PAGE TEXT:
= = = = =

Unusual muscle pathology in McLeod syndrome

M Barnett 1, F Yang 1, H Iland 1, J Pollard 1
PMCID: PMC1763401  PMID: 11032622

Abstract

Muscle pathology in McLeod syndrome is usually mild; patchy necrotic or regenerating fibres, occasional internal nuclei, and the absence of an inflammatory cell infiltrate are the usual findings. We report on a 29 year old man presenting with chronic fatiguability and excessive sweating in whom an open quadriceps muscle biopsy demonstrated grouped necrotic fibres accompanied by striking patchy mononuclear cell infiltrates. The diagnosis of McLeod syndrome was made on the basis of red blood cell acanthocytosis, raised serum creatine kinase, and weak expression of Kell blood group antigens. The quadriceps muscle infiltrate consisted principally of histologically typical macrophages. These cells had prominent nucleoli, displayed numerous mitoses, and were strongly CD68+. A small population of typical CD3+, CD43+ lymphocytes was also present. In addition, a small population of large atypical CD3+ cells was noted. Immunoperoxidase stains for CD20, CD30, CD79a, and CD56 were negative. Immunocytochemical studies for the common muscular dystrophies were normal. The muscle biopsy findings highlight a potential for confusion of this condition with idiopathic polymyositis. The expanding range of muscle pathology reported in McLeod syndrome, to which this case adds, may reflect variable involvement of the XK gene on chromosome Xp21, or of the adjacent loci of Duchenne muscular dystrophy and chronic granulomatous disease.

= = = = =

REQUIRED ACTION A:
List the markers whose immunoperoxidase stains came back negative, according to the McLeod syndrome abstract.
REQUIRED ACTION B:
Rewrite the paragraph of the McLeod syndrome abstract that begins "Muscle pathology in McLeod syndrome is usually mild" as a brief bulleted list, keeping its main facts.
The lines after this text are separate material and unrelated to it.

[Page segmentation data]
= = = = =

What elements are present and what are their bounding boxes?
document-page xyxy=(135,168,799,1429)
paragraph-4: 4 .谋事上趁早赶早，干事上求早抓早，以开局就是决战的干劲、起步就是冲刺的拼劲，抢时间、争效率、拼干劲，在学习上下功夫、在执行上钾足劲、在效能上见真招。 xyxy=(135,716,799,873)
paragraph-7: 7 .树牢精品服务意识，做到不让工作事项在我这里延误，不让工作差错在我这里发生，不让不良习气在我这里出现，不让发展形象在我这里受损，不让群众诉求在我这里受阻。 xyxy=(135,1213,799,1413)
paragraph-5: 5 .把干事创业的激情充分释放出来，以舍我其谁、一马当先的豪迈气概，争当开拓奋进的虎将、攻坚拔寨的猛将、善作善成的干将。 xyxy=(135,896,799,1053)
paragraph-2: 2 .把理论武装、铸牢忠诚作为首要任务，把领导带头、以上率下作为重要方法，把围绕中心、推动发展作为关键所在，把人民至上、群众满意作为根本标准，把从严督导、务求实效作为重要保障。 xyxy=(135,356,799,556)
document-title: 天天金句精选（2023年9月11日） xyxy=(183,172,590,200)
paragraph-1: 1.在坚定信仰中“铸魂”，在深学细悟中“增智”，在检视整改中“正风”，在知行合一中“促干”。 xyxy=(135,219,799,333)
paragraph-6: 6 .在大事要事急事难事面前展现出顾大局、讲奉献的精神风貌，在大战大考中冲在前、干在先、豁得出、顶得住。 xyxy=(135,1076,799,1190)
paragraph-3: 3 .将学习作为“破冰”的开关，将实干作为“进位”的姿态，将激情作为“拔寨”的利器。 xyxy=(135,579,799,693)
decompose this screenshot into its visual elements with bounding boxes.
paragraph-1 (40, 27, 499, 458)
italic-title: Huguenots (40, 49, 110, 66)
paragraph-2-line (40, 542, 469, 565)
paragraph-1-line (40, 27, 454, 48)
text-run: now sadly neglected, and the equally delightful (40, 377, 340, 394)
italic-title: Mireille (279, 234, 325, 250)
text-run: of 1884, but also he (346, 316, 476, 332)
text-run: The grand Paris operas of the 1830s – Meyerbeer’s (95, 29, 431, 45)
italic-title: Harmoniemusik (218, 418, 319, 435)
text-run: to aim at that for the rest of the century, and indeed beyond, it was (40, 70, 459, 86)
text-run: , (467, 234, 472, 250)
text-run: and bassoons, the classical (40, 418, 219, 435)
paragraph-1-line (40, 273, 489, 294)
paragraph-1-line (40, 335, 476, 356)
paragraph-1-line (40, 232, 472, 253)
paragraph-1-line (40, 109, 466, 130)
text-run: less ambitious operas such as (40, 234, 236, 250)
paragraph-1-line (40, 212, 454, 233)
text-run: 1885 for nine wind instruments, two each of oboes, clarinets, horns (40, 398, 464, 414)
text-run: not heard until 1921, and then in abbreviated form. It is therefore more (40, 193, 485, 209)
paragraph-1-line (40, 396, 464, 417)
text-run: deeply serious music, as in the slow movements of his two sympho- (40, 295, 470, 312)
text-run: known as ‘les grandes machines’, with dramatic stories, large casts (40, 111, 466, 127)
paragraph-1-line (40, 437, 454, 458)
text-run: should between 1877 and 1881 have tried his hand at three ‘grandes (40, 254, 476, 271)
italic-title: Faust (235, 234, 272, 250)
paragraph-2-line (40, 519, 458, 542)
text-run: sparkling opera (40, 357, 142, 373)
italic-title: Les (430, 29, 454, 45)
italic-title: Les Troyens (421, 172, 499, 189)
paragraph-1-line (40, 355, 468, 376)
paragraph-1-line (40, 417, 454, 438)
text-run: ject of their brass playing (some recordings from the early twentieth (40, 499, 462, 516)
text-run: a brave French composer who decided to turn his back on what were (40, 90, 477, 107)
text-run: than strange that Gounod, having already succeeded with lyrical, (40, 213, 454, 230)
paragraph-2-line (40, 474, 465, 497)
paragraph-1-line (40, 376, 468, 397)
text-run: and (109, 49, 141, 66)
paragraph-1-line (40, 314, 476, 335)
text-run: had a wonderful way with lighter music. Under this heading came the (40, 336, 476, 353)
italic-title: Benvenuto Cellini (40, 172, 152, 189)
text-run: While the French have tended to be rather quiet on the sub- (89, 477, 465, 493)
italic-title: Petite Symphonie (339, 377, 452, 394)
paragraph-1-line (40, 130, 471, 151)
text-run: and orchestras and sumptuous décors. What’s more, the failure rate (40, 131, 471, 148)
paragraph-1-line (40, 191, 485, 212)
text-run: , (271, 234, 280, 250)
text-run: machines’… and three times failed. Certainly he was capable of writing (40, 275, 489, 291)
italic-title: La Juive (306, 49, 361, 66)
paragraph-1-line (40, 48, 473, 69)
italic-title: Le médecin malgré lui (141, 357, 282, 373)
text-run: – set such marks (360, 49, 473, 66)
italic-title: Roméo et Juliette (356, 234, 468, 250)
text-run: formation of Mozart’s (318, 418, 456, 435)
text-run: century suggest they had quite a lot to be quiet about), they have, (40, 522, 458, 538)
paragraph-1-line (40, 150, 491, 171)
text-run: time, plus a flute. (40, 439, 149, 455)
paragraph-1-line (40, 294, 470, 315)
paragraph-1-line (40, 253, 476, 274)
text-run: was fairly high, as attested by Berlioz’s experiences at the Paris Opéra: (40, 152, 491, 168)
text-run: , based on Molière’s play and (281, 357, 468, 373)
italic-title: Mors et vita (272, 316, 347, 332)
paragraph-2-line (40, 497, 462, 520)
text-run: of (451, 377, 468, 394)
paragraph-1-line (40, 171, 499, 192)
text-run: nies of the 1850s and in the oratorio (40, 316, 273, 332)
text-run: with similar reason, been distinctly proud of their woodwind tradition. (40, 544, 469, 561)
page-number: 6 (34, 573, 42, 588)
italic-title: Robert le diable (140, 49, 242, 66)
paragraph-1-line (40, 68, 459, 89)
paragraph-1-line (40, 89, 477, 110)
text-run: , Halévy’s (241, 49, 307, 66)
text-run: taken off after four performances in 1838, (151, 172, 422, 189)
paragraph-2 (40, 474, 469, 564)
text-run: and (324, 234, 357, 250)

= = = = =

EXPECTED OUTPUT A:
CD20, CD30, CD79a, CD56

EXPECTED OUTPUT B:
- Usual muscle findings in McLeod syndrome are mild: patchy necrotic or regenerating fibers, occasional internal nuclei, no inflammatory cell infiltrate.
- Case: a 29-year-old man with chronic fatigability and excessive sweating.
- Diagnosis was based on red blood cell acanthocytosis, raised serum creatine kinase, and weak Kell blood group antigen expression.
- Quadriceps biopsy showed grouped necrotic fibers and striking patchy mononuclear cell infiltrates.
- The infiltrate was mainly typical macrophages (prominent nucleoli, many mitoses, strongly CD68+).
- Small populations of typical CD3+, CD43+ lymphocytes and of large atypical CD3+ cells were also present.
- Stains for CD20, CD30, CD79a, and CD56 were negative. Studies for common muscular dystrophies were normal.
- These findings could be confused with idiopathic polymyositis.
- The widening range of muscle pathology may reflect variable involvement of the XK gene on Xp21 or of the adjacent Duchenne muscular dystrophy and chronic granulomatous disease loci.